* BEGIN Given information *
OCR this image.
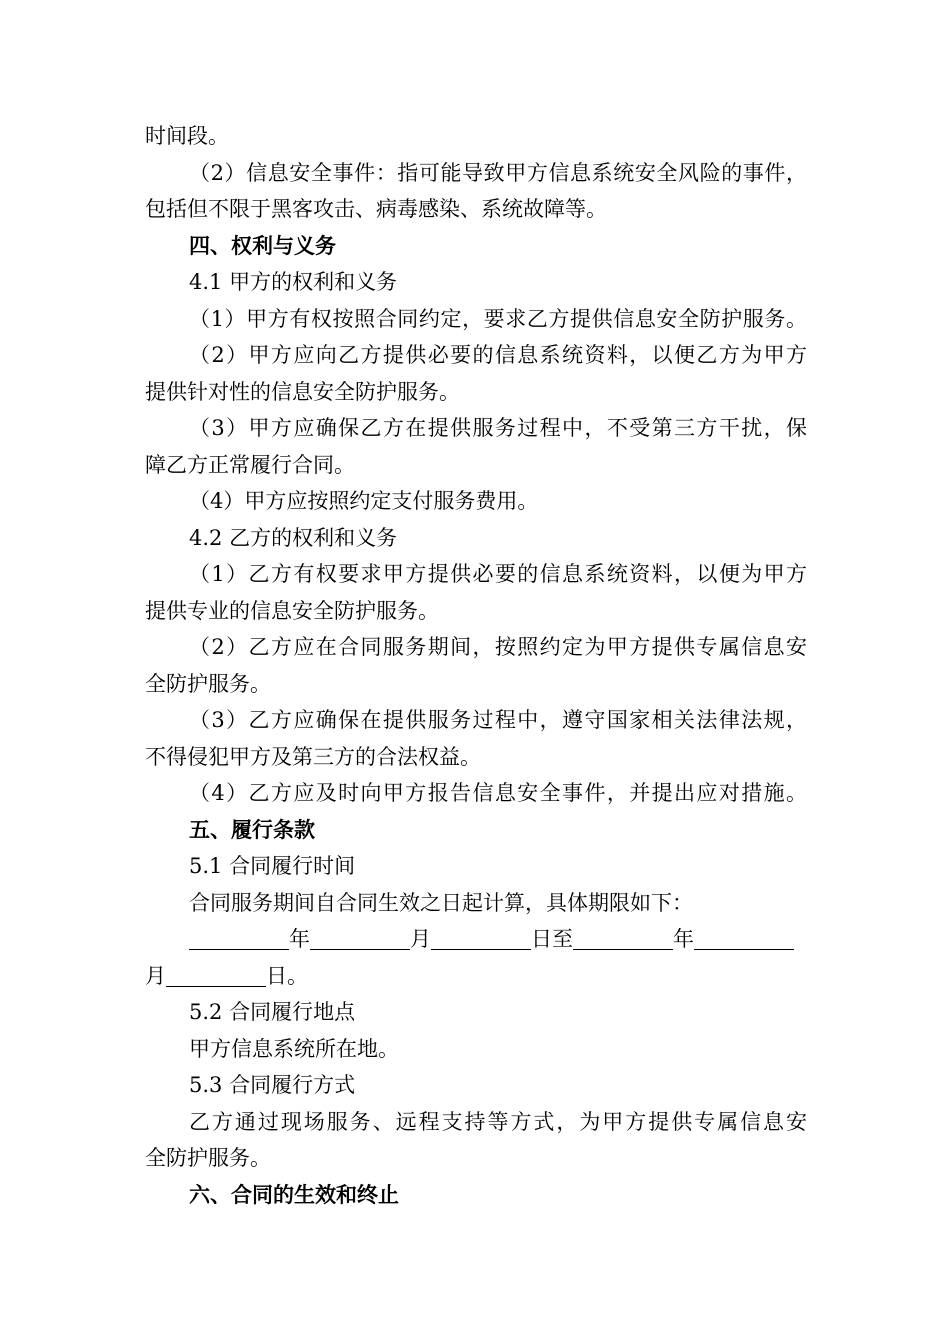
时间段。

（2）信息安全事件：指可能导致甲方信息系统安全风险的事件，

包括但不限于黑客攻击、病毒感染、系统故障等。

四、权利与义务

4.1 甲方的权利和义务

（1）甲方有权按照合同约定，要求乙方提供信息安全防护服务。

（2）甲方应向乙方提供必要的信息系统资料，以便乙方为甲方

提供针对性的信息安全防护服务。

（3）甲方应确保乙方在提供服务过程中，不受第三方干扰，保

障乙方正常履行合同。

（4）甲方应按照约定支付服务费用。

4.2 乙方的权利和义务

（1）乙方有权要求甲方提供必要的信息系统资料，以便为甲方

提供专业的信息安全防护服务。

（2）乙方应在合同服务期间，按照约定为甲方提供专属信息安

全防护服务。

（3）乙方应确保在提供服务过程中，遵守国家相关法律法规，

不得侵犯甲方及第三方的合法权益。

（4）乙方应及时向甲方报告信息安全事件，并提出应对措施。

五、履行条款

5.1 合同履行时间

合同服务期间自合同生效之日起计算，具体期限如下：

年	月	日至	年

月	日。

5.2 合同履行地点

甲方信息系统所在地。

5.3 合同履行方式

乙方通过现场服务、远程支持等方式，为甲方提供专属信息安

全防护服务。

六、合同的生效和终止
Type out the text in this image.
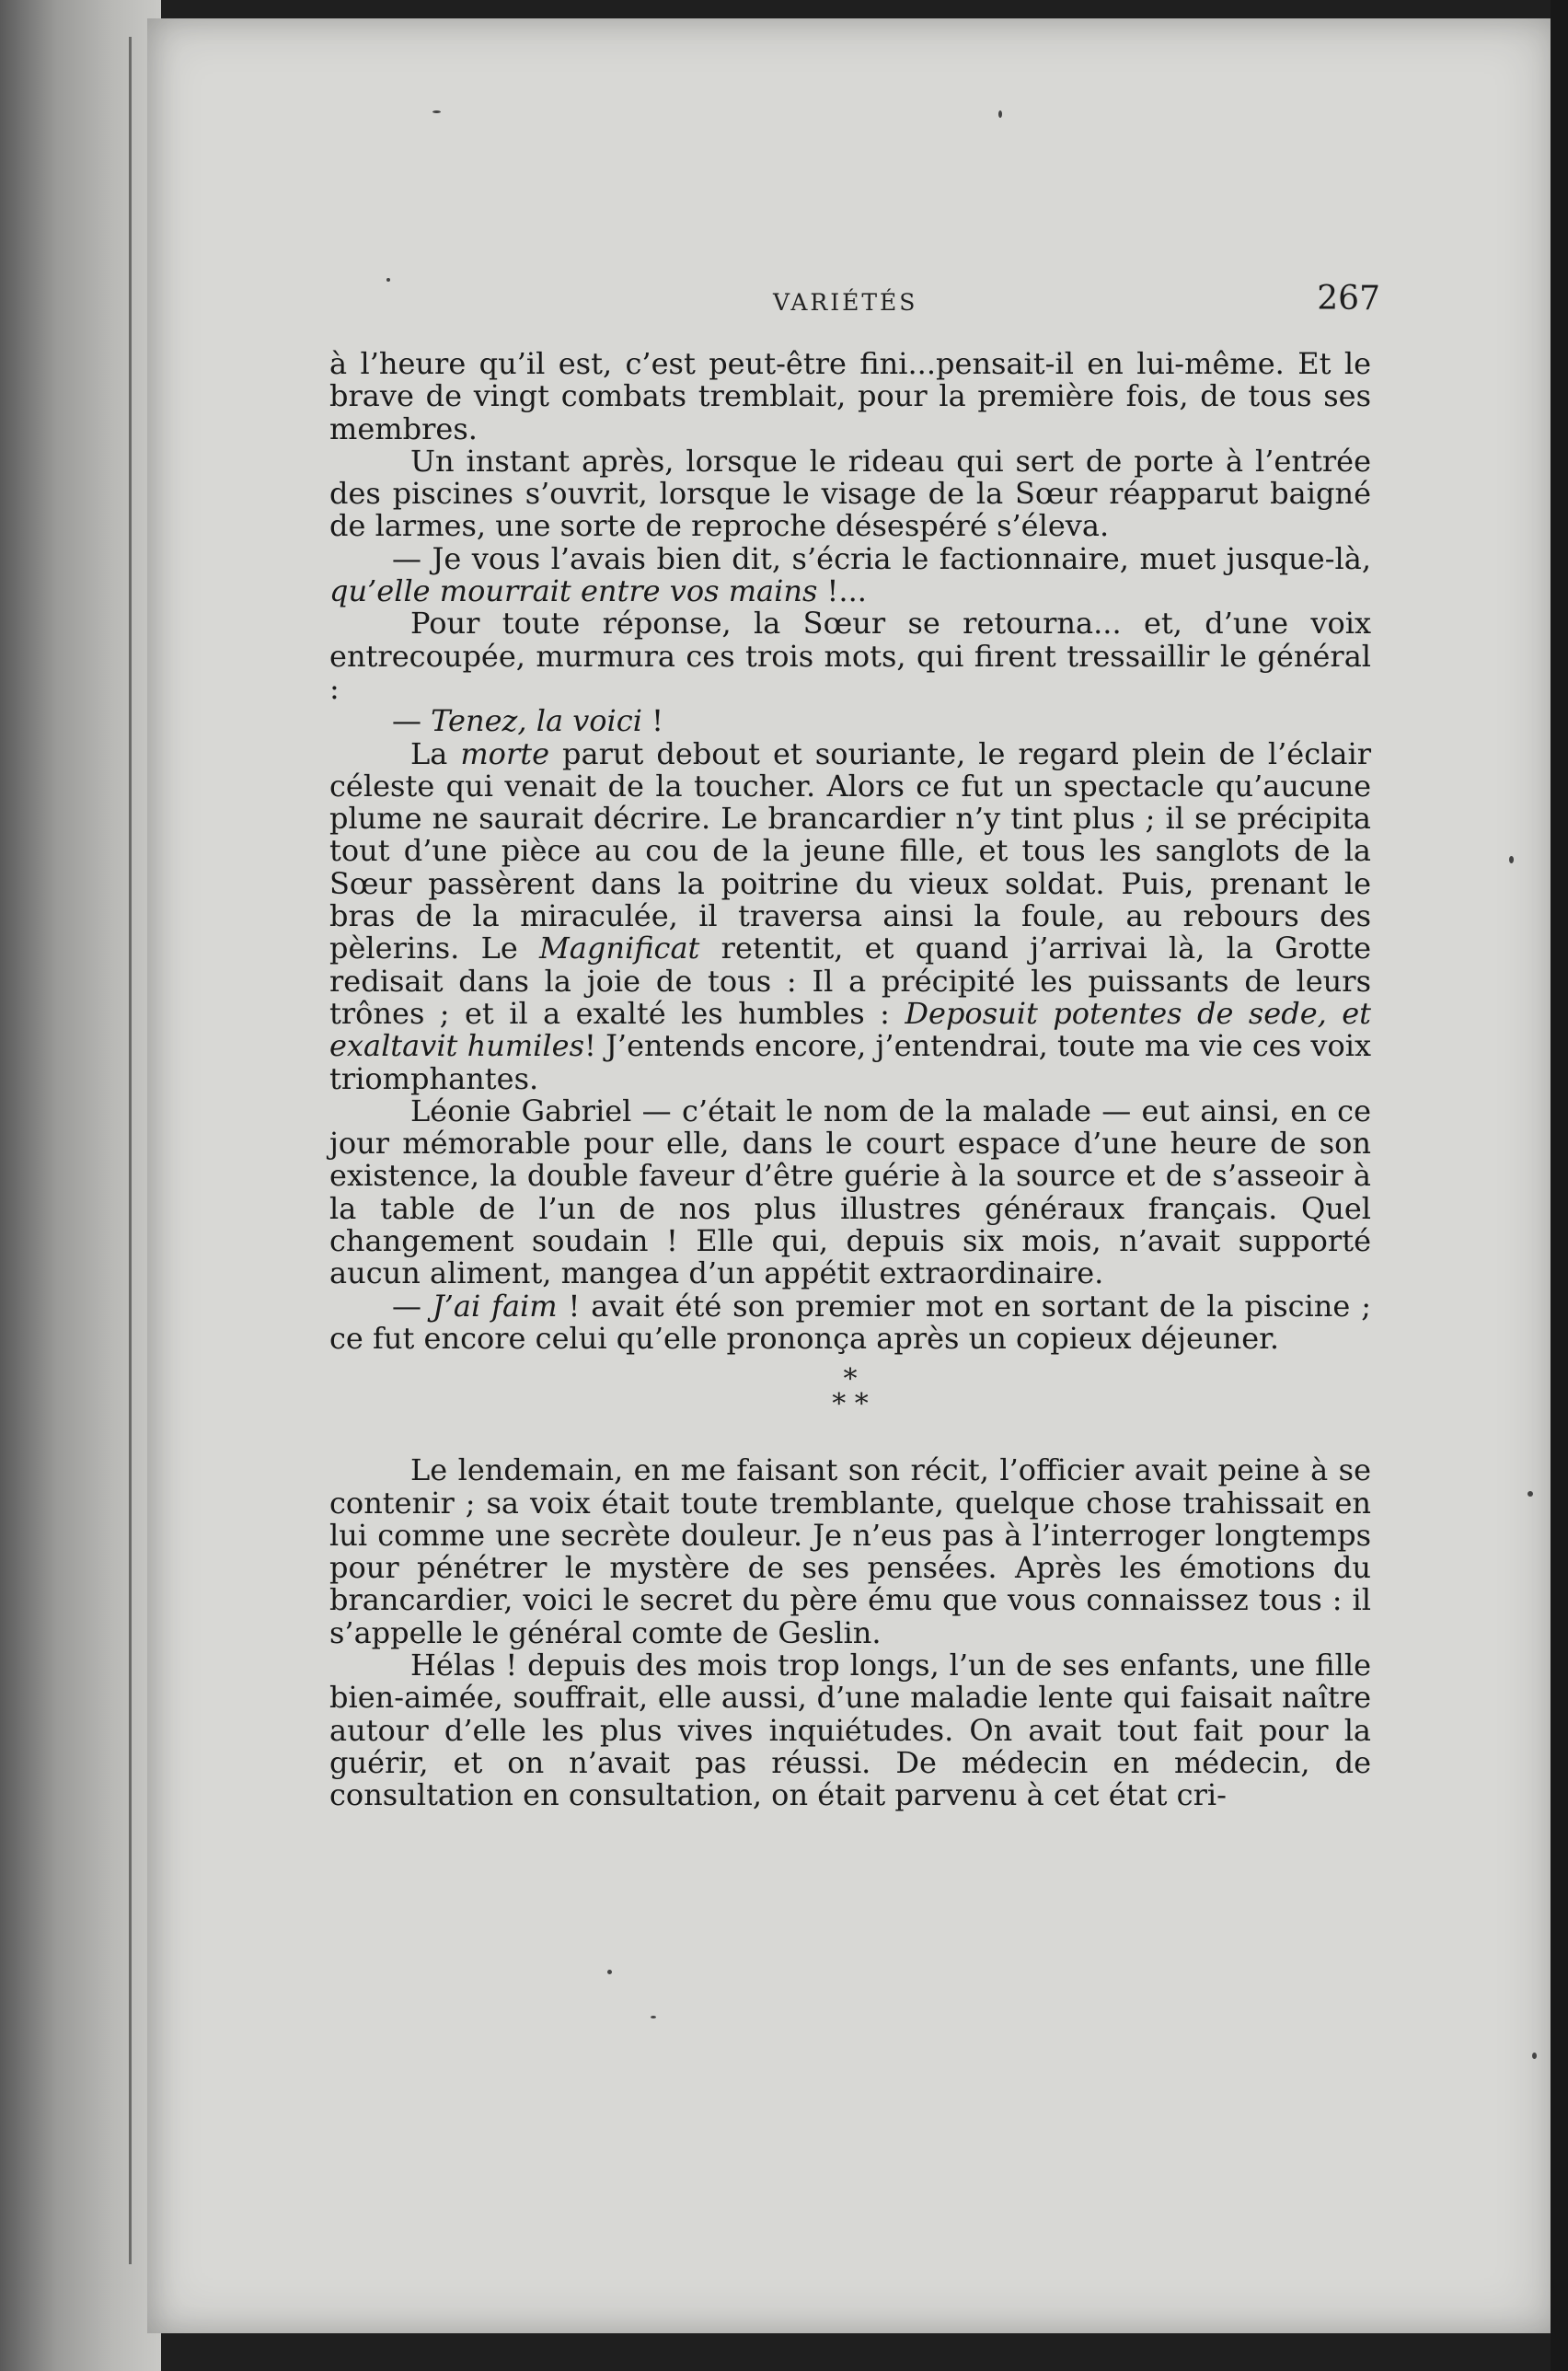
VARIÉTÉS	267

à l’heure qu’il est, c’est peut-être fini...pensait-il en lui-même. Et le brave de vingt combats tremblait, pour la première fois, de tous ses membres.

Un instant après, lorsque le rideau qui sert de porte à l’entrée des piscines s’ouvrit, lorsque le visage de la Sœur réapparut baigné de larmes, une sorte de reproche désespéré s’éleva.

— Je vous l’avais bien dit, s’écria le factionnaire, muet jusque-là, qu’elle mourrait entre vos mains !...

Pour toute réponse, la Sœur se retourna... et, d’une voix entrecoupée, murmura ces trois mots, qui firent tressaillir le général :

— Tenez, la voici !

La morte parut debout et souriante, le regard plein de l’éclair céleste qui venait de la toucher. Alors ce fut un spectacle qu’aucune plume ne saurait décrire. Le brancardier n’y tint plus ; il se précipita tout d’une pièce au cou de la jeune fille, et tous les sanglots de la Sœur passèrent dans la poitrine du vieux soldat. Puis, prenant le bras de la miraculée, il traversa ainsi la foule, au rebours des pèlerins. Le Magnificat retentit, et quand j’arrivai là, la Grotte redisait dans la joie de tous : Il a précipité les puissants de leurs trônes ; et il a exalté les humbles : Deposuit potentes de sede, et exaltavit humiles! J’entends encore, j’entendrai, toute ma vie ces voix triomphantes.

Léonie Gabriel — c’était le nom de la malade — eut ainsi, en ce jour mémorable pour elle, dans le court espace d’une heure de son existence, la double faveur d’être guérie à la source et de s’asseoir à la table de l’un de nos plus illustres généraux français. Quel changement soudain ! Elle qui, depuis six mois, n’avait supporté aucun aliment, mangea d’un appétit extraordinaire.

— J’ai faim ! avait été son premier mot en sortant de la piscine ; ce fut encore celui qu’elle prononça après un copieux déjeuner.

*
* *

Le lendemain, en me faisant son récit, l’officier avait peine à se contenir ; sa voix était toute tremblante, quelque chose trahissait en lui comme une secrète douleur. Je n’eus pas à l’interroger longtemps pour pénétrer le mystère de ses pensées. Après les émotions du brancardier, voici le secret du père ému que vous connaissez tous : il s’appelle le général comte de Geslin.

Hélas ! depuis des mois trop longs, l’un de ses enfants, une fille bien-aimée, souffrait, elle aussi, d’une maladie lente qui faisait naître autour d’elle les plus vives inquiétudes. On avait tout fait pour la guérir, et on n’avait pas réussi. De médecin en médecin, de consultation en consultation, on était parvenu à cet état cri-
* END Given information *
What is being asked = In the entries above, find each line with the word "avait" and show it.

Exercise answer =
Léonie Gabriel — c’était le nom de la malade — eut ainsi, en ce jour mémorable pour elle, dans le court espace d’une heure de son existence, la double faveur d’être guérie à la source et de s’asseoir à la table de l’un de nos plus illustres généraux français. Quel changement soudain ! Elle qui, depuis six mois, n’avait supporté aucun aliment, mangea d’un appétit extraordinaire.
— J’ai faim ! avait été son premier mot en sortant de la piscine ; ce fut encore celui qu’elle prononça après un copieux déjeuner.
Le lendemain, en me faisant son récit, l’officier avait peine à se contenir ; sa voix était toute tremblante, quelque chose trahissait en lui comme une secrète douleur. Je n’eus pas à l’interroger longtemps pour pénétrer le mystère de ses pensées. Après les émotions du brancardier, voici le secret du père ému que vous connaissez tous : il s’appelle le général comte de Geslin.
Hélas ! depuis des mois trop longs, l’un de ses enfants, une fille bien-aimée, souffrait, elle aussi, d’une maladie lente qui faisait naître autour d’elle les plus vives inquiétudes. On avait tout fait pour la guérir, et on n’avait pas réussi. De médecin en médecin, de consultation en consultation, on était parvenu à cet état cri-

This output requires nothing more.